▸ **WHAT YOU WILL DO**
Tally the lines of the listing that contain the string "label". Give the number and nothing else.

▸ **EXTRACTED RECORDS**
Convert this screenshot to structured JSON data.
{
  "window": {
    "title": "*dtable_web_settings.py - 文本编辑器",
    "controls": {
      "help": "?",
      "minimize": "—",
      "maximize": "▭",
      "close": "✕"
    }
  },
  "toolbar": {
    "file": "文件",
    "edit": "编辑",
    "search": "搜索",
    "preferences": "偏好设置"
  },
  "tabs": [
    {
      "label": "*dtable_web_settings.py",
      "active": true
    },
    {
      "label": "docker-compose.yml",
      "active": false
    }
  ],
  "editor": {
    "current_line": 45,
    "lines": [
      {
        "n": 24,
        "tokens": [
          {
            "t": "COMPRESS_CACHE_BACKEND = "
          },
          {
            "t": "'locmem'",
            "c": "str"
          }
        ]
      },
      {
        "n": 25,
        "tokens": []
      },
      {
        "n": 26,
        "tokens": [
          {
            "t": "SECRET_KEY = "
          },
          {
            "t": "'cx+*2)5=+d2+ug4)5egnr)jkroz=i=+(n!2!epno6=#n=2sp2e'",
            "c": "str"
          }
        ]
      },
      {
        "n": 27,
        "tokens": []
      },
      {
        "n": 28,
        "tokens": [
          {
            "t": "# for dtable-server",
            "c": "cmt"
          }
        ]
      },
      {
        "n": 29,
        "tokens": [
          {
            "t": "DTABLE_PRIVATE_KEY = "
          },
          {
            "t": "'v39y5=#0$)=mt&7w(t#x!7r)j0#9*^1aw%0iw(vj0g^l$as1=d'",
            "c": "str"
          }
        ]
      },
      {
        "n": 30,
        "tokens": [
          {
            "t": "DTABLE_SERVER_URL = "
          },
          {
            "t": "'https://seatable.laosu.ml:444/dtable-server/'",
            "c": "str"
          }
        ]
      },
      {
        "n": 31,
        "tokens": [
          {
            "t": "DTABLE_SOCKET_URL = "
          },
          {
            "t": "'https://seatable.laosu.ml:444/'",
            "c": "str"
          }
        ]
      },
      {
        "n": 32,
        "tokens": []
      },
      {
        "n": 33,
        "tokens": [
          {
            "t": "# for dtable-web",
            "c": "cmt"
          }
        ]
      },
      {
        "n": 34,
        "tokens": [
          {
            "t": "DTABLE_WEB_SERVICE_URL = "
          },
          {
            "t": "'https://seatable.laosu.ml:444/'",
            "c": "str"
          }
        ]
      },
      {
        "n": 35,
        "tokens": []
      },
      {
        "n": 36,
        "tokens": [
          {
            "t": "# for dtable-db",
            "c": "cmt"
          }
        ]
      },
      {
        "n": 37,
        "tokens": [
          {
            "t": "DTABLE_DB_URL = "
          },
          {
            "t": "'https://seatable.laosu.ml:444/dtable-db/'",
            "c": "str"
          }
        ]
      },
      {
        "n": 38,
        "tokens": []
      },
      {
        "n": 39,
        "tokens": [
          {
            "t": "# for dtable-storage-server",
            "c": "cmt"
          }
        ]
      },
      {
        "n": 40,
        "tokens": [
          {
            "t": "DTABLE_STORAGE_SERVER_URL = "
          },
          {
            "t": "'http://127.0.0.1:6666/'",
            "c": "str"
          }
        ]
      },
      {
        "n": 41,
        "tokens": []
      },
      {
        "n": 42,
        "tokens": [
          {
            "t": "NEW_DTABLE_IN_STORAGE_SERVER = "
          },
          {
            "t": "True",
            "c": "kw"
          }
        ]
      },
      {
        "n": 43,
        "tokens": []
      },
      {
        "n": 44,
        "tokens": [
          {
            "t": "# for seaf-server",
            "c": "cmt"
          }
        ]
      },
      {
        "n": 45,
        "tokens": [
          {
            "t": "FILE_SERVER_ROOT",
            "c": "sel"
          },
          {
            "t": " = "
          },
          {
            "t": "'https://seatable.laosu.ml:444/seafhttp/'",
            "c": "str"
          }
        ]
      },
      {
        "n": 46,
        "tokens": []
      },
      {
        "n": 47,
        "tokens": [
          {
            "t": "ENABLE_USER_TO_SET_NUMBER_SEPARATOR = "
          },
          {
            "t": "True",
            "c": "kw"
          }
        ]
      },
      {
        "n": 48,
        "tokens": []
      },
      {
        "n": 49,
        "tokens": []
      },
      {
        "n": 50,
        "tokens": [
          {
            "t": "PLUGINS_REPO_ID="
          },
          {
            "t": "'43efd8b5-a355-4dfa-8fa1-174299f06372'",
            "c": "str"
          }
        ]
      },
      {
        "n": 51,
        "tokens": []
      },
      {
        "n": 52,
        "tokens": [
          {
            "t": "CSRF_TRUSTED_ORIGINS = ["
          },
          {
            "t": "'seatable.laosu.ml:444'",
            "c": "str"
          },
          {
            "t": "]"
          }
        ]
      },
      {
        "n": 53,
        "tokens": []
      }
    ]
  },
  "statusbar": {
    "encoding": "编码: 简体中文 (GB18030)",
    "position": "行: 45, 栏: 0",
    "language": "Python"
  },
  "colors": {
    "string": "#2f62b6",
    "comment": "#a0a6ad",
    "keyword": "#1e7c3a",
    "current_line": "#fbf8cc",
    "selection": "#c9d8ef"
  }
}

▸ **WRITTEN ANSWER**
2